_Task instructions_
Check each line of the records below for the word "Church" and copy those where it appears.

_Records provided_
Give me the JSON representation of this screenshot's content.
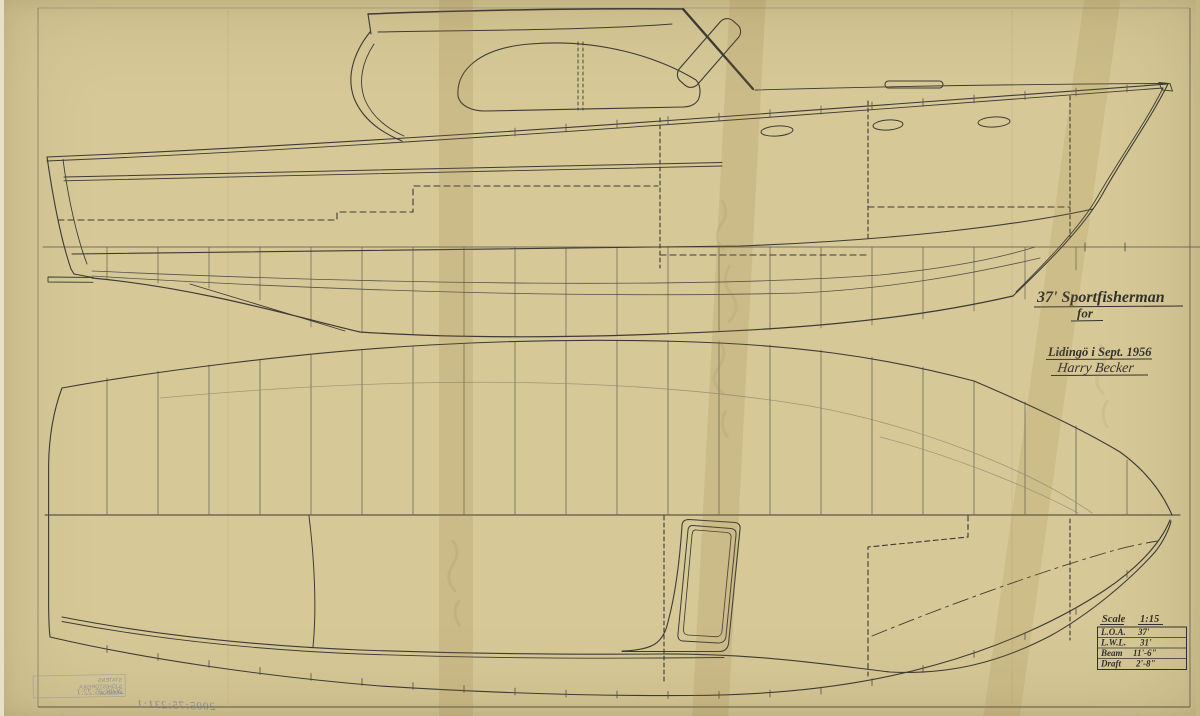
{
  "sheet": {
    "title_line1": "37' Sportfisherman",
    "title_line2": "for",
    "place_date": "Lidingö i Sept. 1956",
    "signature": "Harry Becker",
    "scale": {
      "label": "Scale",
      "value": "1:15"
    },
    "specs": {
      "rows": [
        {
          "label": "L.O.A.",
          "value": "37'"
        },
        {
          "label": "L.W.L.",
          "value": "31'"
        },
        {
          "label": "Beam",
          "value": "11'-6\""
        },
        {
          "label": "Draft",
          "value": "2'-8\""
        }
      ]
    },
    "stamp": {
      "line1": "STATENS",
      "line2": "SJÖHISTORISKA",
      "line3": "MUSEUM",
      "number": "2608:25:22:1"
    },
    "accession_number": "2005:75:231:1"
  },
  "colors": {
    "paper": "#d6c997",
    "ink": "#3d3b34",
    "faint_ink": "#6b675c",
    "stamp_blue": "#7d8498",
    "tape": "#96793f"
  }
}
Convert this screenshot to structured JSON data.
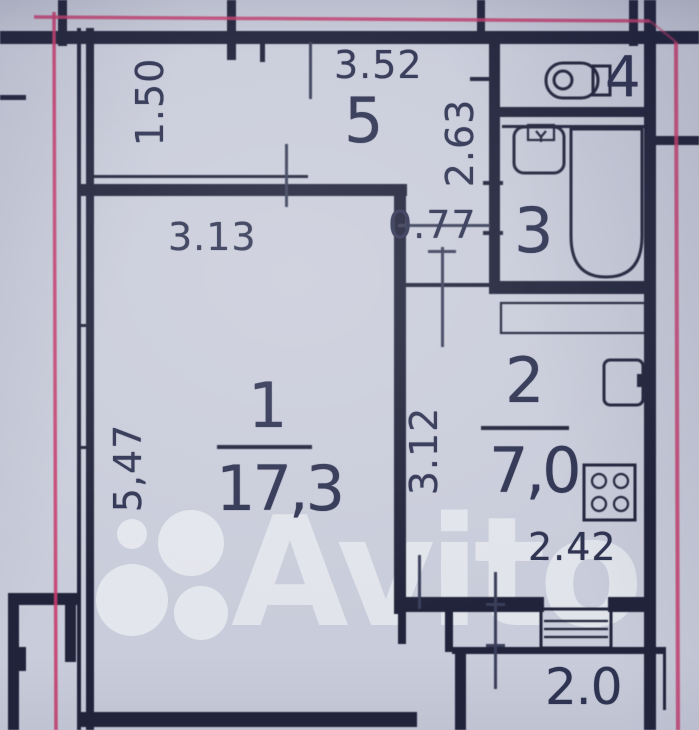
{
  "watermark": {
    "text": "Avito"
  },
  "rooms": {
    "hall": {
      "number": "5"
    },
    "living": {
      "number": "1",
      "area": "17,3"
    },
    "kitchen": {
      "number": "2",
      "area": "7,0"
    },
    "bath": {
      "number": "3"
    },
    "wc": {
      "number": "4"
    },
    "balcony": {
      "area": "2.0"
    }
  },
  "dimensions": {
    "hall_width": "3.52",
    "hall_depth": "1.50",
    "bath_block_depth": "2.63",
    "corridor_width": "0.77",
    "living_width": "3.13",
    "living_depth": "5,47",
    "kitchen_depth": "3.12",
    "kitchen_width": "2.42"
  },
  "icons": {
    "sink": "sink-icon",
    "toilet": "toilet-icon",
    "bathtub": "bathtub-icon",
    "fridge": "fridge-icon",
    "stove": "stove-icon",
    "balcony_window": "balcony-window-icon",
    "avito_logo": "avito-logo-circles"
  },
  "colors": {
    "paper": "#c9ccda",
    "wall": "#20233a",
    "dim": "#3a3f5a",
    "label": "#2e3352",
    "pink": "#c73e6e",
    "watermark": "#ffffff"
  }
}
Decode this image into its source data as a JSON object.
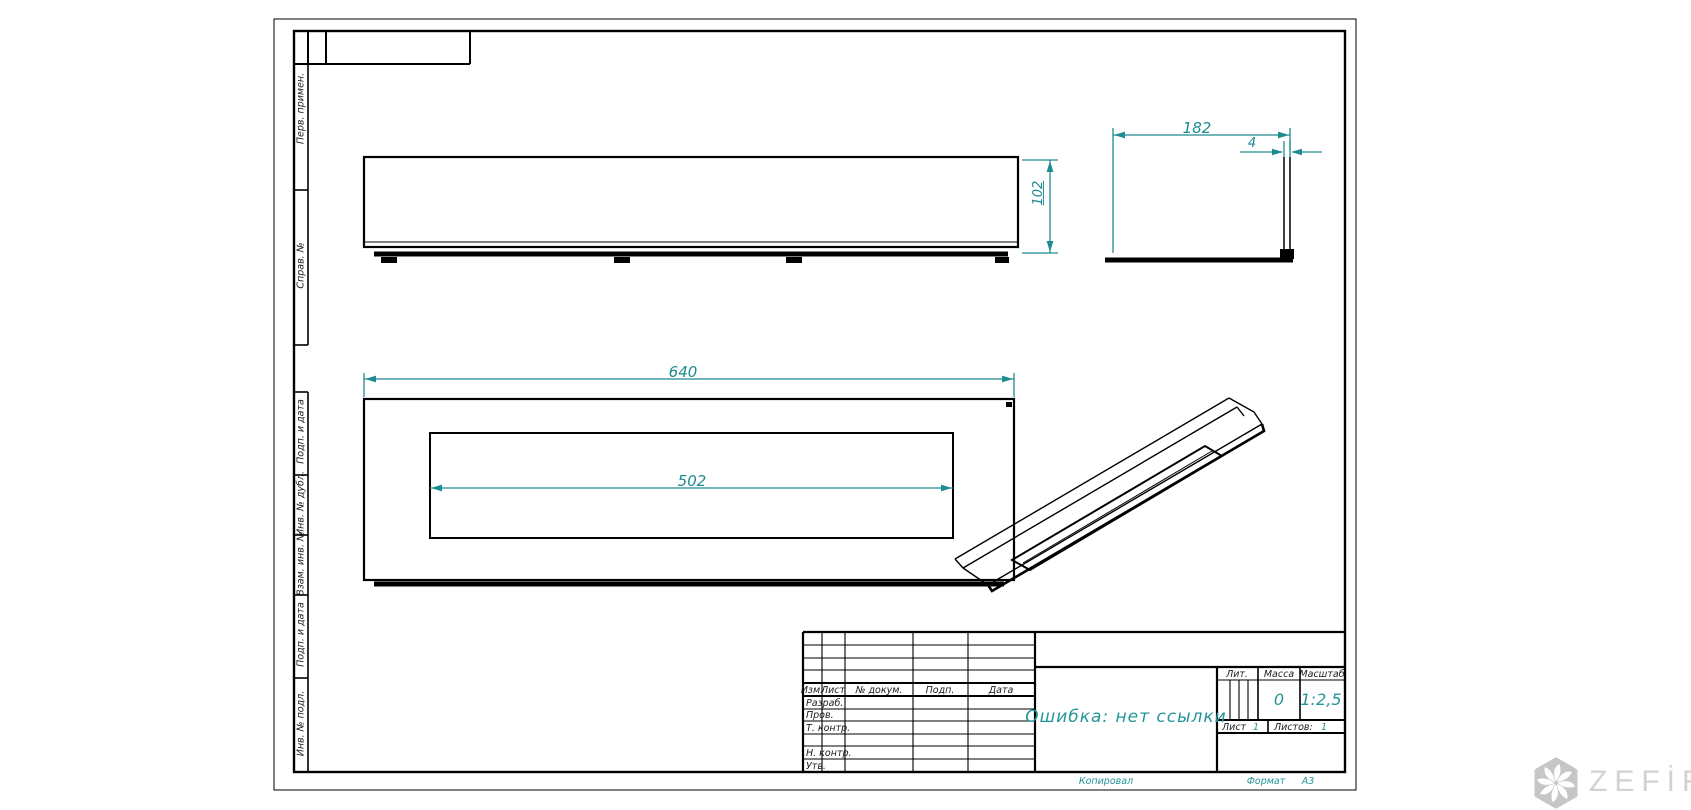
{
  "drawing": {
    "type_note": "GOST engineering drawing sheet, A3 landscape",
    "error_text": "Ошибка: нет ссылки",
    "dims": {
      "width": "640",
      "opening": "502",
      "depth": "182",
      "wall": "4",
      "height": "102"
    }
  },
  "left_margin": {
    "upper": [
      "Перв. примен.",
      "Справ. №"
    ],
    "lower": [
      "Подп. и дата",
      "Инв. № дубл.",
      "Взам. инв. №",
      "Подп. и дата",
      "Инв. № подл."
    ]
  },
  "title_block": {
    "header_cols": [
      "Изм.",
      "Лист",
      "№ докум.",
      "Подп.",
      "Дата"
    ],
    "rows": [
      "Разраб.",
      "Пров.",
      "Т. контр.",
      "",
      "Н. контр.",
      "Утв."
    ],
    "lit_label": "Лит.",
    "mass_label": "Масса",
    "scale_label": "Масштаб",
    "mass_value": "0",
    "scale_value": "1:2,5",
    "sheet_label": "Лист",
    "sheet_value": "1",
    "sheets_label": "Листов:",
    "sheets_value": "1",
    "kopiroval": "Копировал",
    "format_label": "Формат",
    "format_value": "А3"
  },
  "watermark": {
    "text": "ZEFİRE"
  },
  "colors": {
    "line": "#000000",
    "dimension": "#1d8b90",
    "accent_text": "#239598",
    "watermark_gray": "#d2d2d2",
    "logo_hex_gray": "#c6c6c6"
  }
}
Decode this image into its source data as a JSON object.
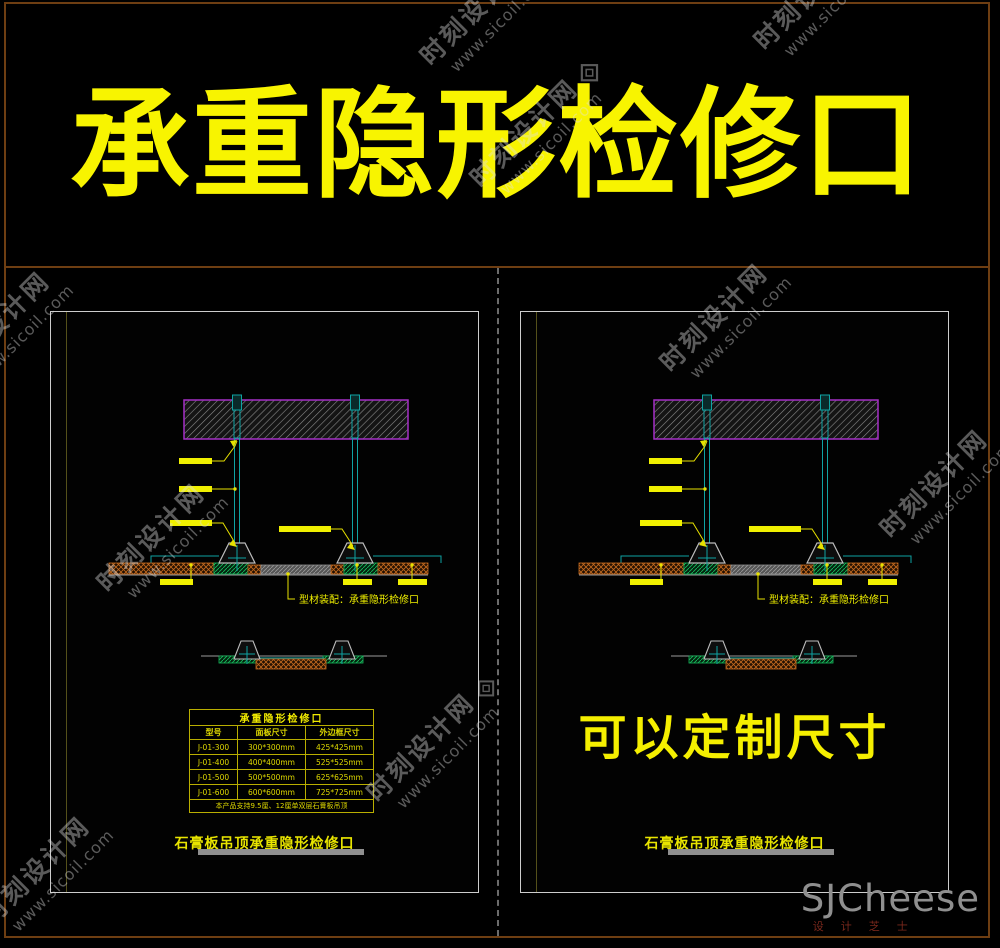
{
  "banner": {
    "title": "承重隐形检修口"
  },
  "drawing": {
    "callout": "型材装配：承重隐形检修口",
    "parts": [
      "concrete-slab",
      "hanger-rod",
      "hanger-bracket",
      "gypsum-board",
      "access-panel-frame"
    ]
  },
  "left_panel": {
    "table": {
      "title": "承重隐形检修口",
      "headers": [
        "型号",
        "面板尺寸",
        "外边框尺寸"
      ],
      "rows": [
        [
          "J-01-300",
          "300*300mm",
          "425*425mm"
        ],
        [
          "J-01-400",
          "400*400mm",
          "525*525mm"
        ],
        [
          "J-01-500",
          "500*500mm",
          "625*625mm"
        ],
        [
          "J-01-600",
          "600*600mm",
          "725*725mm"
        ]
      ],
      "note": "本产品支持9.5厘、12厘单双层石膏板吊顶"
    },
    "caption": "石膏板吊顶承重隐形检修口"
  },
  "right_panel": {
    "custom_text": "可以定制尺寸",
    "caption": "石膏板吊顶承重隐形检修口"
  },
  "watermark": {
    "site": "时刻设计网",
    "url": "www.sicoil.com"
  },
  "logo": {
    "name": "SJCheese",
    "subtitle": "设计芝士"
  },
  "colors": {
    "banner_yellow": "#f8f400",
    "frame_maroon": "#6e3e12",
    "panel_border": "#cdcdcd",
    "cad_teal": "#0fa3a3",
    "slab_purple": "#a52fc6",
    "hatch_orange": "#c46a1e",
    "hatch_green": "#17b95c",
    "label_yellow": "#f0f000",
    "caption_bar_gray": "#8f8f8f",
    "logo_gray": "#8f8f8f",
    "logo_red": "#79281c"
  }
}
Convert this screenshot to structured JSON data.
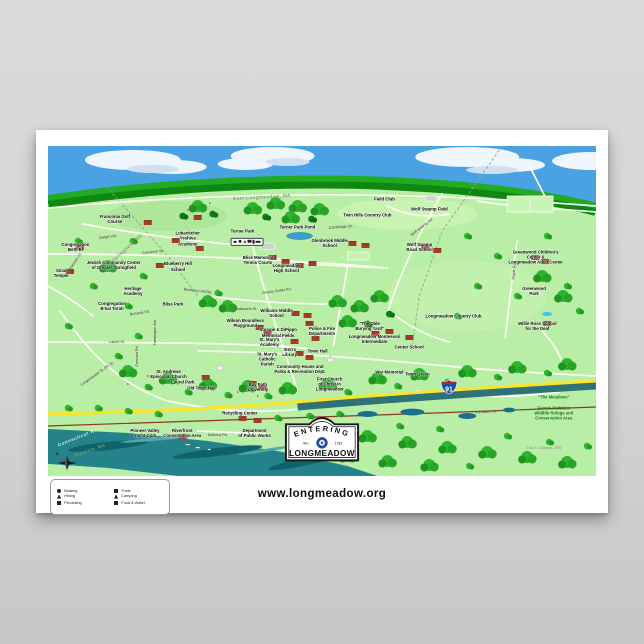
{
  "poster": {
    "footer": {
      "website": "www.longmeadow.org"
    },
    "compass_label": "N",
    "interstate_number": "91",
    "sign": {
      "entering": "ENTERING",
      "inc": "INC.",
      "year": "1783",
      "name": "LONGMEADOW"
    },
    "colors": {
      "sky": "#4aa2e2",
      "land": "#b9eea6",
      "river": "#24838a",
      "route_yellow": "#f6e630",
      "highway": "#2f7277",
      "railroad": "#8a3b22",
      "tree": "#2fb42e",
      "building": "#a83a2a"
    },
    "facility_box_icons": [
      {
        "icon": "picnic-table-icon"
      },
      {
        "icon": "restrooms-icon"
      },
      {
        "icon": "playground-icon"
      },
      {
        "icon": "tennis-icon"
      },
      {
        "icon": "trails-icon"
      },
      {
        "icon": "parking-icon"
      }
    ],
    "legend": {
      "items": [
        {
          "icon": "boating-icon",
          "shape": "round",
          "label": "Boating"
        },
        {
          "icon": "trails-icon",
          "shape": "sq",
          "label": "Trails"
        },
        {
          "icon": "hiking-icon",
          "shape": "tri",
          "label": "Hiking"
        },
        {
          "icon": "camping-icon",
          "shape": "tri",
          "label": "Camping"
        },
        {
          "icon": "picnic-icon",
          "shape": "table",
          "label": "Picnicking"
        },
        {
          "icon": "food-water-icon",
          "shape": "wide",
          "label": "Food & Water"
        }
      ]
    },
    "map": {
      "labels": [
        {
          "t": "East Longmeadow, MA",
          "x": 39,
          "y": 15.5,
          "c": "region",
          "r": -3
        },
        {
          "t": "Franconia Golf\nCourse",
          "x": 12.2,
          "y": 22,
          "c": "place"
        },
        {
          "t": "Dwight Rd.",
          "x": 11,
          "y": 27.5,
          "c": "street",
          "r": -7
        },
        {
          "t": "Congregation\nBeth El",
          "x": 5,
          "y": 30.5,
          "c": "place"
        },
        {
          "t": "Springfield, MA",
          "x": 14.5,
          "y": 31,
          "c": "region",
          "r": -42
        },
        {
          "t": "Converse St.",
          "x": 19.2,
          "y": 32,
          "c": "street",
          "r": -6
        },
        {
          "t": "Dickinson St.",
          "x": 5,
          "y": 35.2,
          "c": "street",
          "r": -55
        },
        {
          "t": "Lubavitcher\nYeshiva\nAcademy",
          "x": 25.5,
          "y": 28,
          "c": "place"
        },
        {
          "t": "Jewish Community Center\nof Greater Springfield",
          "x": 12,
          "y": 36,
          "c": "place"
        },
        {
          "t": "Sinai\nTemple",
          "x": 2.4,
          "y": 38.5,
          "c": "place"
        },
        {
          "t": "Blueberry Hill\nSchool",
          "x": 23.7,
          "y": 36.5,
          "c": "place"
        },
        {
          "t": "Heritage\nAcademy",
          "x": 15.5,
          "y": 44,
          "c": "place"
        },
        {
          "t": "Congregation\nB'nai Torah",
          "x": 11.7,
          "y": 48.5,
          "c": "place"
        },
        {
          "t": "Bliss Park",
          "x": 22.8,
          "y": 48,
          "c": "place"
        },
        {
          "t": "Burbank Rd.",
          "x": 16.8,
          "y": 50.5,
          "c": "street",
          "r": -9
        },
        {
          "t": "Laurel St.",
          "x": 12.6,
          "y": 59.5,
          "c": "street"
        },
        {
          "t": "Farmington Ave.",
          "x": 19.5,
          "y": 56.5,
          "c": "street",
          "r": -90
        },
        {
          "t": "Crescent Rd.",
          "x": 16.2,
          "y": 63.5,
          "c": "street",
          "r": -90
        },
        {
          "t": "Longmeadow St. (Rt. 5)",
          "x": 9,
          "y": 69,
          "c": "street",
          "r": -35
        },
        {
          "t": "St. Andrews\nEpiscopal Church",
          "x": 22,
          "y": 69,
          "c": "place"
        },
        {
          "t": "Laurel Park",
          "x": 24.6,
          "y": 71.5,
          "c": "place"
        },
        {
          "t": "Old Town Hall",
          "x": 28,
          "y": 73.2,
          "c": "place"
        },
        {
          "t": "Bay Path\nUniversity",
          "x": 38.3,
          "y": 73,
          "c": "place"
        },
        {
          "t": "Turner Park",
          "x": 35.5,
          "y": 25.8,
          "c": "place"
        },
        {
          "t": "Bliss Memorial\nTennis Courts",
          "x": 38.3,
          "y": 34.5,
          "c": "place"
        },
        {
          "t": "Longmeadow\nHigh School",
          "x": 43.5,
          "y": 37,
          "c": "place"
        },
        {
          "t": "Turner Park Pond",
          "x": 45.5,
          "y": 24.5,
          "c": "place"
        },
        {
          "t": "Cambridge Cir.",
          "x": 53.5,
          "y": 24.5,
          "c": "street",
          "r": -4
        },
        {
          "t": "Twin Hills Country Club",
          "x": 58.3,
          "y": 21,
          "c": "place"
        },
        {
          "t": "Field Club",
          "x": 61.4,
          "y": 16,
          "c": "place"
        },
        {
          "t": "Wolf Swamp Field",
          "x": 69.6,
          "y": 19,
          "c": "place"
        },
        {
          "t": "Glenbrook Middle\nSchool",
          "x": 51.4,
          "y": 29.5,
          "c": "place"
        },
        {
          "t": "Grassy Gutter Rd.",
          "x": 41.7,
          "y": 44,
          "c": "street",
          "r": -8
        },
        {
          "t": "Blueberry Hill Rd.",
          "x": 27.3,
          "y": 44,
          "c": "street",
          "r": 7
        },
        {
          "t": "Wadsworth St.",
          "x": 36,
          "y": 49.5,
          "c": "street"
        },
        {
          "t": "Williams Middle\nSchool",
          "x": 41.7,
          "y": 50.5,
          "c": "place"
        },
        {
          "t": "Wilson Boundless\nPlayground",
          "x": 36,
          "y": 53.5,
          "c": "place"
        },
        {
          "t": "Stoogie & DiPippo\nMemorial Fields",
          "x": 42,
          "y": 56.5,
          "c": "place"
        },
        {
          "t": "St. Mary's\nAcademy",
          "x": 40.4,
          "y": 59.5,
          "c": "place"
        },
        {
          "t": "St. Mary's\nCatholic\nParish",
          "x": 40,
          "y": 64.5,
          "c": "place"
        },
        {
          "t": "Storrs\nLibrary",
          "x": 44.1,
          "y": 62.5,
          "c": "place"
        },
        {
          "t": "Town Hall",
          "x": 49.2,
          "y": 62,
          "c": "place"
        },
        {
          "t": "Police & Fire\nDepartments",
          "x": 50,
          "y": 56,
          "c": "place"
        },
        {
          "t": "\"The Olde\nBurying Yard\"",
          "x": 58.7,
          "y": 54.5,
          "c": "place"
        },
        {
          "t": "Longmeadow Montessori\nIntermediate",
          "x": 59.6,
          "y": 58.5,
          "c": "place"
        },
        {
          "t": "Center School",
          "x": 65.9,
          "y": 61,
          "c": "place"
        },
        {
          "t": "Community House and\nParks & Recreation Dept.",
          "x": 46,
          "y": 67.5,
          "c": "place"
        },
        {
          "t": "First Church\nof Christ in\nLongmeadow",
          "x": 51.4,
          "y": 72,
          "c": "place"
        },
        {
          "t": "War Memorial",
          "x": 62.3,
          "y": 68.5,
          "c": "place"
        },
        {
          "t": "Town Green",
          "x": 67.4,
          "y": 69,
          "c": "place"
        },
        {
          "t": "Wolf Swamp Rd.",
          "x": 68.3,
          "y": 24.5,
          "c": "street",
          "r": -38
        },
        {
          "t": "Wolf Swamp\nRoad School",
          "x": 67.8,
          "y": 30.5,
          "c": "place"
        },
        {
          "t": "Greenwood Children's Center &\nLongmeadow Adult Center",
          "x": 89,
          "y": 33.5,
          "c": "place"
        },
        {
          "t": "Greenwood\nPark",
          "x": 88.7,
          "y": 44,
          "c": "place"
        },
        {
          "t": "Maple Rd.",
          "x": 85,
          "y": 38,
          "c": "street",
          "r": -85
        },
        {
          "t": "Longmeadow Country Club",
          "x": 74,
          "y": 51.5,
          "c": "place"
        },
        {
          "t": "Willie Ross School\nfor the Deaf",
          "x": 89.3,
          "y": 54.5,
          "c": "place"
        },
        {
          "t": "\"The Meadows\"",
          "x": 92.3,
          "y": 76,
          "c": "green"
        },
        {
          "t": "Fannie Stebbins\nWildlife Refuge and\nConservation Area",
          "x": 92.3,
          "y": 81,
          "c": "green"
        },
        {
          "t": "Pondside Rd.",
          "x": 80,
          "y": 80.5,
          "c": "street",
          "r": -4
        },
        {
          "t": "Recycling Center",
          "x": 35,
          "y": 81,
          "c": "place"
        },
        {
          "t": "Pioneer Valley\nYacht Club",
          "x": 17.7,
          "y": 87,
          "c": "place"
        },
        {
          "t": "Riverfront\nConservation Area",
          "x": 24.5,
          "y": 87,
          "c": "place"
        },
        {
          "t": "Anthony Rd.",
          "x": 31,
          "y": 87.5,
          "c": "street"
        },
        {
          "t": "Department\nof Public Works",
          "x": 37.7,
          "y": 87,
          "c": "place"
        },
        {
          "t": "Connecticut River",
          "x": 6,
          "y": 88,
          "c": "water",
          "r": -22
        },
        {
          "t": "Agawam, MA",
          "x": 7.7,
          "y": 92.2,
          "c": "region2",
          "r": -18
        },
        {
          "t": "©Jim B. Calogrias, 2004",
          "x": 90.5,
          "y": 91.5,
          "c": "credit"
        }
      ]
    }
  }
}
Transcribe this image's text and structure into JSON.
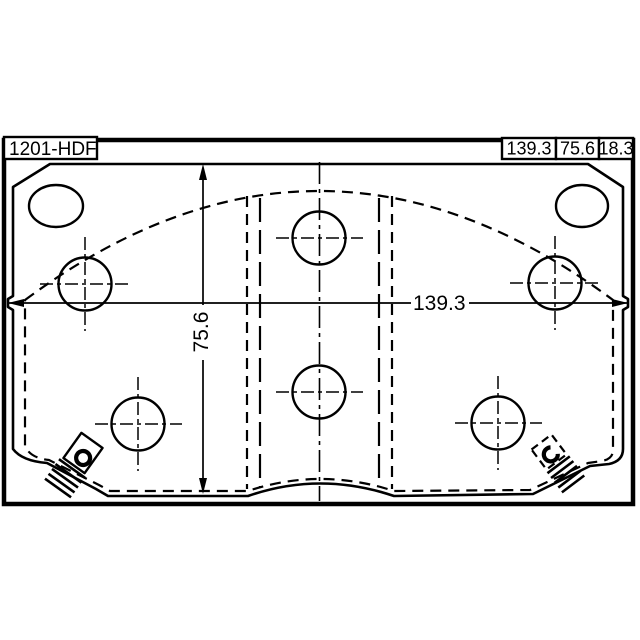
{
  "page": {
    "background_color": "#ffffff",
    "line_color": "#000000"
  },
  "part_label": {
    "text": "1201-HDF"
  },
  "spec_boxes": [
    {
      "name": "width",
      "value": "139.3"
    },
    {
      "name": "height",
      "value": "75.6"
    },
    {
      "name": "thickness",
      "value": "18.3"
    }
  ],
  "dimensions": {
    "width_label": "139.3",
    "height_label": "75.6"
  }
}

_Exercise output_
          "t": "St. Andrews\nEpiscopal Church",
          "t": "First Church\nof Christ in\nLongmeadow",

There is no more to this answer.